→ **WHAT THE EXERCISE ASKS**
Copy every line, leaving nothing out and adding nothing.

━━━ DATA PROVIDED

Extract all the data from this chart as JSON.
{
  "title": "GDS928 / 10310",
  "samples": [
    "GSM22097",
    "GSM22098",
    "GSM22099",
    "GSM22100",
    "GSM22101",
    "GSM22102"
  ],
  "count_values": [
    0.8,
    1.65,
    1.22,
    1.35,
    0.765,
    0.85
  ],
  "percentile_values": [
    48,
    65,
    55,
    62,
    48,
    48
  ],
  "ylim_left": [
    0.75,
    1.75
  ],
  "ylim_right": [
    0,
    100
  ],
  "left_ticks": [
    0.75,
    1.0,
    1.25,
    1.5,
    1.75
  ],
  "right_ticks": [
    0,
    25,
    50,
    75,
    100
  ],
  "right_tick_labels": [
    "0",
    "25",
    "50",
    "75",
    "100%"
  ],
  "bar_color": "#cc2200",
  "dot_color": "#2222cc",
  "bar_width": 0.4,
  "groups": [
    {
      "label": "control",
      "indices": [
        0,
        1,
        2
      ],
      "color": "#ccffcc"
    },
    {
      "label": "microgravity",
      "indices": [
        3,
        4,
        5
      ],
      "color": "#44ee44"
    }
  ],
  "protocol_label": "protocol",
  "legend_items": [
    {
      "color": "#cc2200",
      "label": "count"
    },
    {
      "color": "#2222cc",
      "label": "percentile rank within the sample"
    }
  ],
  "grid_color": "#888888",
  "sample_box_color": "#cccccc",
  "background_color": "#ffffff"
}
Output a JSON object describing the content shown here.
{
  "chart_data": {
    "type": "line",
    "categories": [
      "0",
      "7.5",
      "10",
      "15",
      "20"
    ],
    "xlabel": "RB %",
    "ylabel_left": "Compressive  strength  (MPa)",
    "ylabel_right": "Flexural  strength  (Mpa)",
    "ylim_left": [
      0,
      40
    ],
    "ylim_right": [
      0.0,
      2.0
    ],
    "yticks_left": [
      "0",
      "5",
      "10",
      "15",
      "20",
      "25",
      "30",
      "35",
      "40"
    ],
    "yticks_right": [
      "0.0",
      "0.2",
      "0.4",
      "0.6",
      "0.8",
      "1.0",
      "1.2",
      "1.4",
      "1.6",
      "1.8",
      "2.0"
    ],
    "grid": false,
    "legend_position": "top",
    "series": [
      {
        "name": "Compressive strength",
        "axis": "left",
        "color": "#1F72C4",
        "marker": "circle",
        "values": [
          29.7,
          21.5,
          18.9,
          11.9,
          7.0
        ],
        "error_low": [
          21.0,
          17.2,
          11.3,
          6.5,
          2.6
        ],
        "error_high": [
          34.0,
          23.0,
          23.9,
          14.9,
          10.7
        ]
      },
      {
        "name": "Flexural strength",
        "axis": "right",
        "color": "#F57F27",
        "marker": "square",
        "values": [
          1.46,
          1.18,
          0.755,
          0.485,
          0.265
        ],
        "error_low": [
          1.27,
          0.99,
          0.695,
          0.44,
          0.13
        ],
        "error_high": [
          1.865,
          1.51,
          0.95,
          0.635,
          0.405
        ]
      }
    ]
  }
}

━━━━━━

→ **WRITTEN ANSWER**
Extract all the data from this chart as JSON.
{
  "title": "GDS928 / 10310",
  "samples": [
    "GSM22097",
    "GSM22098",
    "GSM22099",
    "GSM22100",
    "GSM22101",
    "GSM22102"
  ],
  "count_values": [
    0.8,
    1.65,
    1.22,
    1.35,
    0.765,
    0.85
  ],
  "percentile_values": [
    48,
    65,
    55,
    62,
    48,
    48
  ],
  "ylim_left": [
    0.75,
    1.75
  ],
  "ylim_right": [
    0,
    100
  ],
  "left_ticks": [
    0.75,
    1.0,
    1.25,
    1.5,
    1.75
  ],
  "right_ticks": [
    0,
    25,
    50,
    75,
    100
  ],
  "right_tick_labels": [
    "0",
    "25",
    "50",
    "75",
    "100%"
  ],
  "bar_color": "#cc2200",
  "dot_color": "#2222cc",
  "bar_width": 0.4,
  "groups": [
    {
      "label": "control",
      "indices": [
        0,
        1,
        2
      ],
      "color": "#ccffcc"
    },
    {
      "label": "microgravity",
      "indices": [
        3,
        4,
        5
      ],
      "color": "#44ee44"
    }
  ],
  "protocol_label": "protocol",
  "legend_items": [
    {
      "color": "#cc2200",
      "label": "count"
    },
    {
      "color": "#2222cc",
      "label": "percentile rank within the sample"
    }
  ],
  "grid_color": "#888888",
  "sample_box_color": "#cccccc",
  "background_color": "#ffffff"
}
Output a JSON object describing the content shown here.
{
  "chart_data": {
    "type": "line",
    "categories": [
      "0",
      "7.5",
      "10",
      "15",
      "20"
    ],
    "xlabel": "RB %",
    "ylabel_left": "Compressive  strength  (MPa)",
    "ylabel_right": "Flexural  strength  (Mpa)",
    "ylim_left": [
      0,
      40
    ],
    "ylim_right": [
      0.0,
      2.0
    ],
    "yticks_left": [
      "0",
      "5",
      "10",
      "15",
      "20",
      "25",
      "30",
      "35",
      "40"
    ],
    "yticks_right": [
      "0.0",
      "0.2",
      "0.4",
      "0.6",
      "0.8",
      "1.0",
      "1.2",
      "1.4",
      "1.6",
      "1.8",
      "2.0"
    ],
    "grid": false,
    "legend_position": "top",
    "series": [
      {
        "name": "Compressive strength",
        "axis": "left",
        "color": "#1F72C4",
        "marker": "circle",
        "values": [
          29.7,
          21.5,
          18.9,
          11.9,
          7.0
        ],
        "error_low": [
          21.0,
          17.2,
          11.3,
          6.5,
          2.6
        ],
        "error_high": [
          34.0,
          23.0,
          23.9,
          14.9,
          10.7
        ]
      },
      {
        "name": "Flexural strength",
        "axis": "right",
        "color": "#F57F27",
        "marker": "square",
        "values": [
          1.46,
          1.18,
          0.755,
          0.485,
          0.265
        ],
        "error_low": [
          1.27,
          0.99,
          0.695,
          0.44,
          0.13
        ],
        "error_high": [
          1.865,
          1.51,
          0.95,
          0.635,
          0.405
        ]
      }
    ]
  }
}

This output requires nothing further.